Goal of the exercise –
Show all lines that include the string "Roketto"; copy each one.

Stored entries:
>>>

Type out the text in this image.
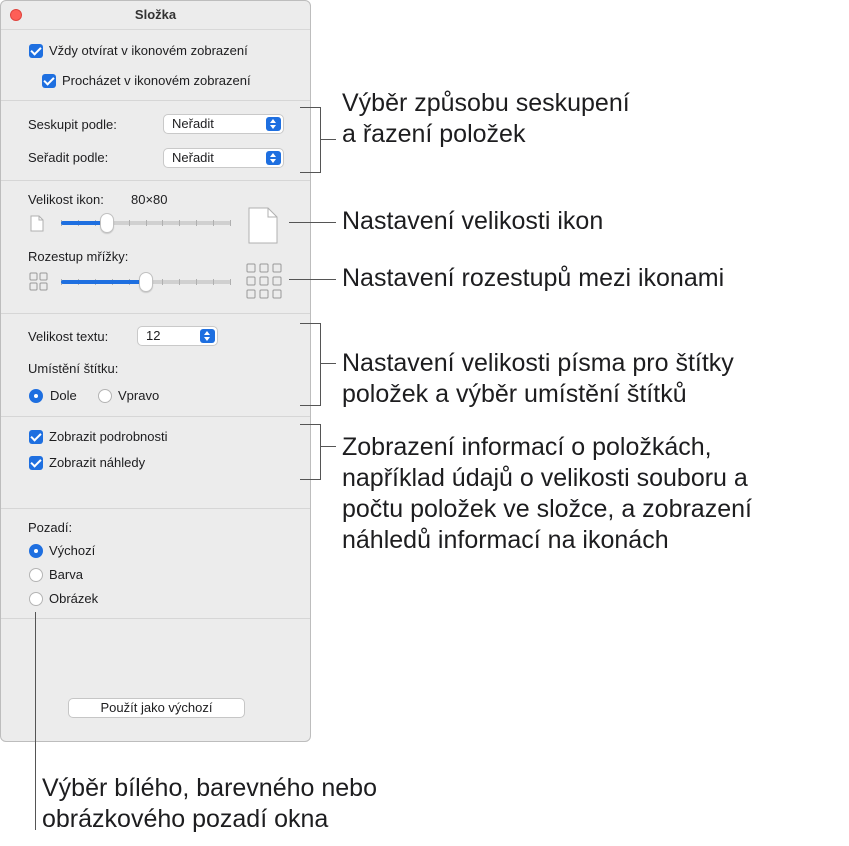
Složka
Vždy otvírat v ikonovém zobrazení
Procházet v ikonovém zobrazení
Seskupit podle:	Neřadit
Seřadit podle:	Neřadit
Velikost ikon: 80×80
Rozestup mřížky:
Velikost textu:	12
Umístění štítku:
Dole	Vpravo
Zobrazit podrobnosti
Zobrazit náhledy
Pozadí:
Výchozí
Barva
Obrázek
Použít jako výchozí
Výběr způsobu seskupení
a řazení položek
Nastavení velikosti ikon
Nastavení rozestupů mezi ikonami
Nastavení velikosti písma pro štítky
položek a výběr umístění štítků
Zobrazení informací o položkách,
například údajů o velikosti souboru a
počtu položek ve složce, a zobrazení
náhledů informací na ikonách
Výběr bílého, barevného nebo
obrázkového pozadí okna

<<<
>>>

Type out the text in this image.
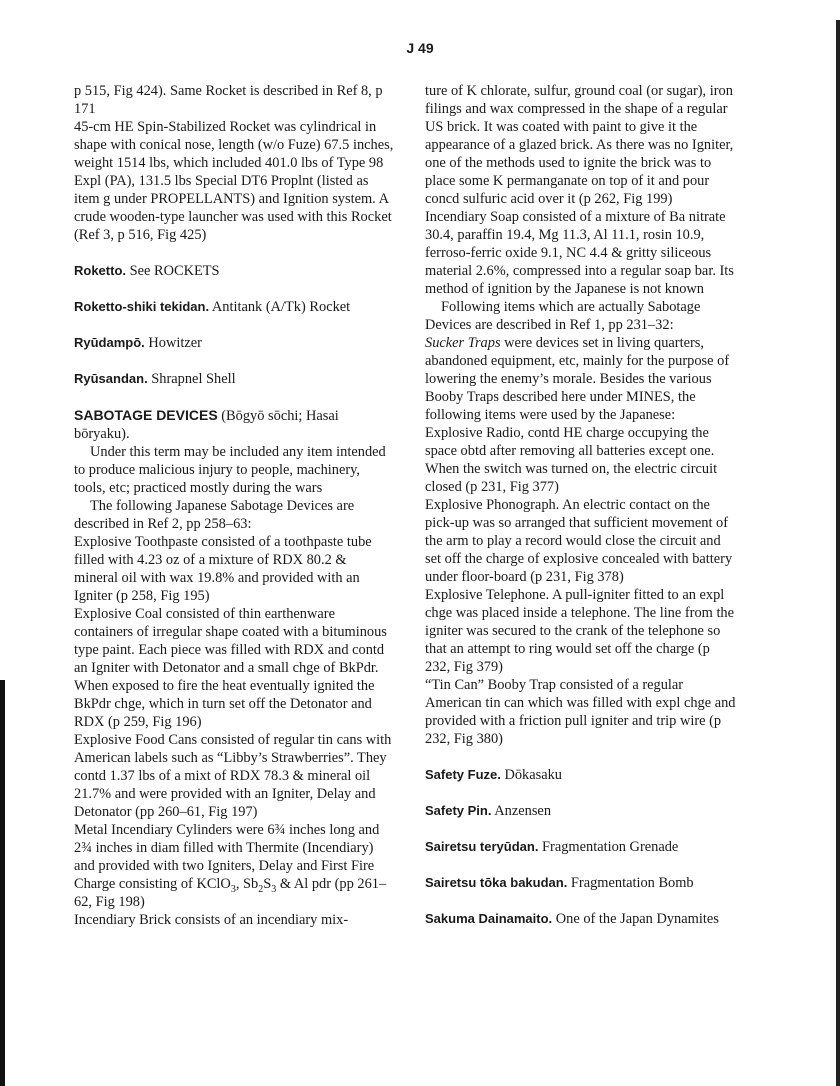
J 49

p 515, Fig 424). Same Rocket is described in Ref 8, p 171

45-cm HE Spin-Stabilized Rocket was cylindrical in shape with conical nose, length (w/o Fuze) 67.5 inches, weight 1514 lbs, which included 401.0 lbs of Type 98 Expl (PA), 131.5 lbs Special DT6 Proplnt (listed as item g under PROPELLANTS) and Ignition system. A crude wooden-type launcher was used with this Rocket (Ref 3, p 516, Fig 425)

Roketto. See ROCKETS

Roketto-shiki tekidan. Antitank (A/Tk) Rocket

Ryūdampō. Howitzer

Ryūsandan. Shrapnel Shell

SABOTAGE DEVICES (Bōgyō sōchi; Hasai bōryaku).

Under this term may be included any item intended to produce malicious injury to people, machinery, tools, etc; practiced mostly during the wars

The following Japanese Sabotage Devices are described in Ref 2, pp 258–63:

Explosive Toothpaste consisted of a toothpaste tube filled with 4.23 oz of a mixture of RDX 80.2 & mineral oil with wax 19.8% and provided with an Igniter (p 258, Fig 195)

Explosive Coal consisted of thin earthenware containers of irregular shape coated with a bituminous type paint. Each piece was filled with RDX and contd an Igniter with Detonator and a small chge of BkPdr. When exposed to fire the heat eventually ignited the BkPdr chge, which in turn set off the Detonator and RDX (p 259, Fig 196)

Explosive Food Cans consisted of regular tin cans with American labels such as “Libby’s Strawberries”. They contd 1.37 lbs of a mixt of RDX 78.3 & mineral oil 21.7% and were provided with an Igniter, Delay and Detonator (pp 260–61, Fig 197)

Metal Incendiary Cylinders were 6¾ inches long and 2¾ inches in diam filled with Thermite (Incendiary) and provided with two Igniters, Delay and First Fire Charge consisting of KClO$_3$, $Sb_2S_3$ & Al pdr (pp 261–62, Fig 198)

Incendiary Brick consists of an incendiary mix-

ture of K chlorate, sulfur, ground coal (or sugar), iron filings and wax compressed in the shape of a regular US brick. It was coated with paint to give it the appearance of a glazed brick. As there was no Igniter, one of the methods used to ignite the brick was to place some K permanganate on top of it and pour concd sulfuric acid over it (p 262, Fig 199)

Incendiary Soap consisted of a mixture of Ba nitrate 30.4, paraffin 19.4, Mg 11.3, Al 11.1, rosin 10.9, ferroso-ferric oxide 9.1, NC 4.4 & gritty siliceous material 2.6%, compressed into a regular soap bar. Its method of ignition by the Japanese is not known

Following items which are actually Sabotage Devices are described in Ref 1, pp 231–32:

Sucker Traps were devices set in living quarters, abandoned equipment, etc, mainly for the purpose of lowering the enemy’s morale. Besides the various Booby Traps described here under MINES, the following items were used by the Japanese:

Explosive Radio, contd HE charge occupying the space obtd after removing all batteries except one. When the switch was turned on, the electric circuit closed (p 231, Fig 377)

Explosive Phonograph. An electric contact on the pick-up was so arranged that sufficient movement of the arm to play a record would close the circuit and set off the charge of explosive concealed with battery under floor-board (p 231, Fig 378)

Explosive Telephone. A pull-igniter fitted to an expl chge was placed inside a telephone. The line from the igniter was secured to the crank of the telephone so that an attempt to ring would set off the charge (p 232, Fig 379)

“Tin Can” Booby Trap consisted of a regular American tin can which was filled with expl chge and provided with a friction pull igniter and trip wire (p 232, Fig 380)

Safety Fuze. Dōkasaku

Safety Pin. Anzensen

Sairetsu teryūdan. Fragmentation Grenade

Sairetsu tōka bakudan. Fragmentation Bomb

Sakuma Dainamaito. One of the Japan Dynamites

<<<

Response to this exercise –
Roketto. See ROCKETS
Roketto-shiki tekidan. Antitank (A/Tk) Rocket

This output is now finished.